The task> Extract every record, keeping each one exactly as it is.

Records supplied>
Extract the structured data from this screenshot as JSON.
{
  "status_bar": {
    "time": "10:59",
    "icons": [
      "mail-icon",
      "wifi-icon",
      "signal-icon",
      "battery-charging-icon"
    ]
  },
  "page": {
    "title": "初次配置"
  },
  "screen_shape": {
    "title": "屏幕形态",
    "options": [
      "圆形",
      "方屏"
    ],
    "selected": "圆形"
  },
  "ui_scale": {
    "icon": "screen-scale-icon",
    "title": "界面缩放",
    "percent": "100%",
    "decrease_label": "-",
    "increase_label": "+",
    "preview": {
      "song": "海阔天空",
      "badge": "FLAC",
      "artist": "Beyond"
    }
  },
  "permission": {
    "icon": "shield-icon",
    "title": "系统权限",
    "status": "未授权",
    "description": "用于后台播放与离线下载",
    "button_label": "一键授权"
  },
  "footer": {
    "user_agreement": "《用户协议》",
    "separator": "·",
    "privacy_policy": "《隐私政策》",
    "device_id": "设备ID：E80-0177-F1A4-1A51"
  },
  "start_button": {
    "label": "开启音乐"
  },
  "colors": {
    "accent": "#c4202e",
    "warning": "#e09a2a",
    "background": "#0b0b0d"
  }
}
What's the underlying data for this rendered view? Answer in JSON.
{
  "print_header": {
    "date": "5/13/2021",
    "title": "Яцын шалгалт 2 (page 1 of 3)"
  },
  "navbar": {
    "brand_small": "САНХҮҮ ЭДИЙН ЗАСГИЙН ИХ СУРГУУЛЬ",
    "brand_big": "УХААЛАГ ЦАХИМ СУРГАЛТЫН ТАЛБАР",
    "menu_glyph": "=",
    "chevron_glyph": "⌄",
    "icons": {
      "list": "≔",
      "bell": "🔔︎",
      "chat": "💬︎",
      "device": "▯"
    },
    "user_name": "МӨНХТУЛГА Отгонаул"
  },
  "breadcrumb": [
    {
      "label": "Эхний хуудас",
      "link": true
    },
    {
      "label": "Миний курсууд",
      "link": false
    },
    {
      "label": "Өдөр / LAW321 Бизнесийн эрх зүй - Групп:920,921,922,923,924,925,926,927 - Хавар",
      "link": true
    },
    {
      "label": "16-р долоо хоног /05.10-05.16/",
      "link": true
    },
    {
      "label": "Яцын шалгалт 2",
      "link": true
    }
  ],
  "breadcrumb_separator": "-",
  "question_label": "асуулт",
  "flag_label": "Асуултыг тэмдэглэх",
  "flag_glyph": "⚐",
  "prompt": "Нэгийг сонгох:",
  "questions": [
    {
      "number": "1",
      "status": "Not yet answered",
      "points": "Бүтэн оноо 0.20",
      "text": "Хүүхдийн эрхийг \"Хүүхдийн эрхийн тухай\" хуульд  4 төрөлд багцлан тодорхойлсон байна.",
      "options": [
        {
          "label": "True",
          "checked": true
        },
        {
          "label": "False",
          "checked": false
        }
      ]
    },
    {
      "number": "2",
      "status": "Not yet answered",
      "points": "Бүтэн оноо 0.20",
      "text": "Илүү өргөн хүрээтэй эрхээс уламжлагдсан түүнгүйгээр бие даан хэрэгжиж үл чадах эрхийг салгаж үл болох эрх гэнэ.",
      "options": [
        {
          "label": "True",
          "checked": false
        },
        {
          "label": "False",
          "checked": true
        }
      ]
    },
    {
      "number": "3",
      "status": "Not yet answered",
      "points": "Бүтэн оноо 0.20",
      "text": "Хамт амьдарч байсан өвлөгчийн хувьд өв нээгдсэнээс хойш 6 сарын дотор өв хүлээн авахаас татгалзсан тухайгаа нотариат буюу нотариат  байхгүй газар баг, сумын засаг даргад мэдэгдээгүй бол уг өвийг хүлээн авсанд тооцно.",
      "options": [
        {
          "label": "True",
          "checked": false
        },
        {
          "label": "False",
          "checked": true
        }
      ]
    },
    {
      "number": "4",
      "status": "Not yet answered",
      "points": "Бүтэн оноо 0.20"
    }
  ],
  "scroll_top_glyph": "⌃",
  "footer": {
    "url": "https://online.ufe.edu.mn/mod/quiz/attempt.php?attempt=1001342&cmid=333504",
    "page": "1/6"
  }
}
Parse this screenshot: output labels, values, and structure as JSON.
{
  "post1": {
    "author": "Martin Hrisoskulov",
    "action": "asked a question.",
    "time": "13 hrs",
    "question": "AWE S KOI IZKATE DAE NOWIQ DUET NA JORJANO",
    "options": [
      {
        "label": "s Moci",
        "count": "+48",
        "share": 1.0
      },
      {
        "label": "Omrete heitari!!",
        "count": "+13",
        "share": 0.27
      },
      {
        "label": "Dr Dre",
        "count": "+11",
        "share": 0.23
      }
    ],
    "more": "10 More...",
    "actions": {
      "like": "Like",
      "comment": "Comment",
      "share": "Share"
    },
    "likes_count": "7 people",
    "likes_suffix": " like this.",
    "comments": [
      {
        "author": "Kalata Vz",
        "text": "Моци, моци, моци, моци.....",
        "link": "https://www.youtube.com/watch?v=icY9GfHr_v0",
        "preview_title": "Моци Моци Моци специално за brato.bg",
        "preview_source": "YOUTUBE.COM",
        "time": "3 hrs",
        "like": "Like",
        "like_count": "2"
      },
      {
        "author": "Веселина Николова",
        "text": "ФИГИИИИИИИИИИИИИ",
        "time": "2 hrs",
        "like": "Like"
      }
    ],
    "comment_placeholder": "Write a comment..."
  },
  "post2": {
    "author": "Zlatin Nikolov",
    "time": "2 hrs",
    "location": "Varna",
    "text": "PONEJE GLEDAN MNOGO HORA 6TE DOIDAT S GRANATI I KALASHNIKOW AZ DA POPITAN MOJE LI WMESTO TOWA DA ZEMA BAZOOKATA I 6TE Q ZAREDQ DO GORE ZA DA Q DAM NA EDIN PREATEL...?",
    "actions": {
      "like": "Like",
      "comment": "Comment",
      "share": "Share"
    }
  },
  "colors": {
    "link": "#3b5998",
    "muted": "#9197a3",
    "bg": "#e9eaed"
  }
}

Solution to this task>
Extract the structured data from this screenshot as JSON.
{
  "status_bar": {
    "time": "10:59",
    "icons": [
      "mail-icon",
      "wifi-icon",
      "signal-icon",
      "battery-charging-icon"
    ]
  },
  "page": {
    "title": "初次配置"
  },
  "screen_shape": {
    "title": "屏幕形态",
    "options": [
      "圆形",
      "方屏"
    ],
    "selected": "圆形"
  },
  "ui_scale": {
    "icon": "screen-scale-icon",
    "title": "界面缩放",
    "percent": "100%",
    "decrease_label": "-",
    "increase_label": "+",
    "preview": {
      "song": "海阔天空",
      "badge": "FLAC",
      "artist": "Beyond"
    }
  },
  "permission": {
    "icon": "shield-icon",
    "title": "系统权限",
    "status": "未授权",
    "description": "用于后台播放与离线下载",
    "button_label": "一键授权"
  },
  "footer": {
    "user_agreement": "《用户协议》",
    "separator": "·",
    "privacy_policy": "《隐私政策》",
    "device_id": "设备ID：E80-0177-F1A4-1A51"
  },
  "start_button": {
    "label": "开启音乐"
  },
  "colors": {
    "accent": "#c4202e",
    "warning": "#e09a2a",
    "background": "#0b0b0d"
  }
}
What's the underlying data for this rendered view? Answer in JSON.
{
  "print_header": {
    "date": "5/13/2021",
    "title": "Яцын шалгалт 2 (page 1 of 3)"
  },
  "navbar": {
    "brand_small": "САНХҮҮ ЭДИЙН ЗАСГИЙН ИХ СУРГУУЛЬ",
    "brand_big": "УХААЛАГ ЦАХИМ СУРГАЛТЫН ТАЛБАР",
    "menu_glyph": "=",
    "chevron_glyph": "⌄",
    "icons": {
      "list": "≔",
      "bell": "🔔︎",
      "chat": "💬︎",
      "device": "▯"
    },
    "user_name": "МӨНХТУЛГА Отгонаул"
  },
  "breadcrumb": [
    {
      "label": "Эхний хуудас",
      "link": true
    },
    {
      "label": "Миний курсууд",
      "link": false
    },
    {
      "label": "Өдөр / LAW321 Бизнесийн эрх зүй - Групп:920,921,922,923,924,925,926,927 - Хавар",
      "link": true
    },
    {
      "label": "16-р долоо хоног /05.10-05.16/",
      "link": true
    },
    {
      "label": "Яцын шалгалт 2",
      "link": true
    }
  ],
  "breadcrumb_separator": "-",
  "question_label": "асуулт",
  "flag_label": "Асуултыг тэмдэглэх",
  "flag_glyph": "⚐",
  "prompt": "Нэгийг сонгох:",
  "questions": [
    {
      "number": "1",
      "status": "Not yet answered",
      "points": "Бүтэн оноо 0.20",
      "text": "Хүүхдийн эрхийг \"Хүүхдийн эрхийн тухай\" хуульд  4 төрөлд багцлан тодорхойлсон байна.",
      "options": [
        {
          "label": "True",
          "checked": true
        },
        {
          "label": "False",
          "checked": false
        }
      ]
    },
    {
      "number": "2",
      "status": "Not yet answered",
      "points": "Бүтэн оноо 0.20",
      "text": "Илүү өргөн хүрээтэй эрхээс уламжлагдсан түүнгүйгээр бие даан хэрэгжиж үл чадах эрхийг салгаж үл болох эрх гэнэ.",
      "options": [
        {
          "label": "True",
          "checked": false
        },
        {
          "label": "False",
          "checked": true
        }
      ]
    },
    {
      "number": "3",
      "status": "Not yet answered",
      "points": "Бүтэн оноо 0.20",
      "text": "Хамт амьдарч байсан өвлөгчийн хувьд өв нээгдсэнээс хойш 6 сарын дотор өв хүлээн авахаас татгалзсан тухайгаа нотариат буюу нотариат  байхгүй газар баг, сумын засаг даргад мэдэгдээгүй бол уг өвийг хүлээн авсанд тооцно.",
      "options": [
        {
          "label": "True",
          "checked": false
        },
        {
          "label": "False",
          "checked": true
        }
      ]
    },
    {
      "number": "4",
      "status": "Not yet answered",
      "points": "Бүтэн оноо 0.20"
    }
  ],
  "scroll_top_glyph": "⌃",
  "footer": {
    "url": "https://online.ufe.edu.mn/mod/quiz/attempt.php?attempt=1001342&cmid=333504",
    "page": "1/6"
  }
}
Parse this screenshot: output labels, values, and structure as JSON.
{
  "post1": {
    "author": "Martin Hrisoskulov",
    "action": "asked a question.",
    "time": "13 hrs",
    "question": "AWE S KOI IZKATE DAE NOWIQ DUET NA JORJANO",
    "options": [
      {
        "label": "s Moci",
        "count": "+48",
        "share": 1.0
      },
      {
        "label": "Omrete heitari!!",
        "count": "+13",
        "share": 0.27
      },
      {
        "label": "Dr Dre",
        "count": "+11",
        "share": 0.23
      }
    ],
    "more": "10 More...",
    "actions": {
      "like": "Like",
      "comment": "Comment",
      "share": "Share"
    },
    "likes_count": "7 people",
    "likes_suffix": " like this.",
    "comments": [
      {
        "author": "Kalata Vz",
        "text": "Моци, моци, моци, моци.....",
        "link": "https://www.youtube.com/watch?v=icY9GfHr_v0",
        "preview_title": "Моци Моци Моци специално за brato.bg",
        "preview_source": "YOUTUBE.COM",
        "time": "3 hrs",
        "like": "Like",
        "like_count": "2"
      },
      {
        "author": "Веселина Николова",
        "text": "ФИГИИИИИИИИИИИИИ",
        "time": "2 hrs",
        "like": "Like"
      }
    ],
    "comment_placeholder": "Write a comment..."
  },
  "post2": {
    "author": "Zlatin Nikolov",
    "time": "2 hrs",
    "location": "Varna",
    "text": "PONEJE GLEDAN MNOGO HORA 6TE DOIDAT S GRANATI I KALASHNIKOW AZ DA POPITAN MOJE LI WMESTO TOWA DA ZEMA BAZOOKATA I 6TE Q ZAREDQ DO GORE ZA DA Q DAM NA EDIN PREATEL...?",
    "actions": {
      "like": "Like",
      "comment": "Comment",
      "share": "Share"
    }
  },
  "colors": {
    "link": "#3b5998",
    "muted": "#9197a3",
    "bg": "#e9eaed"
  }
}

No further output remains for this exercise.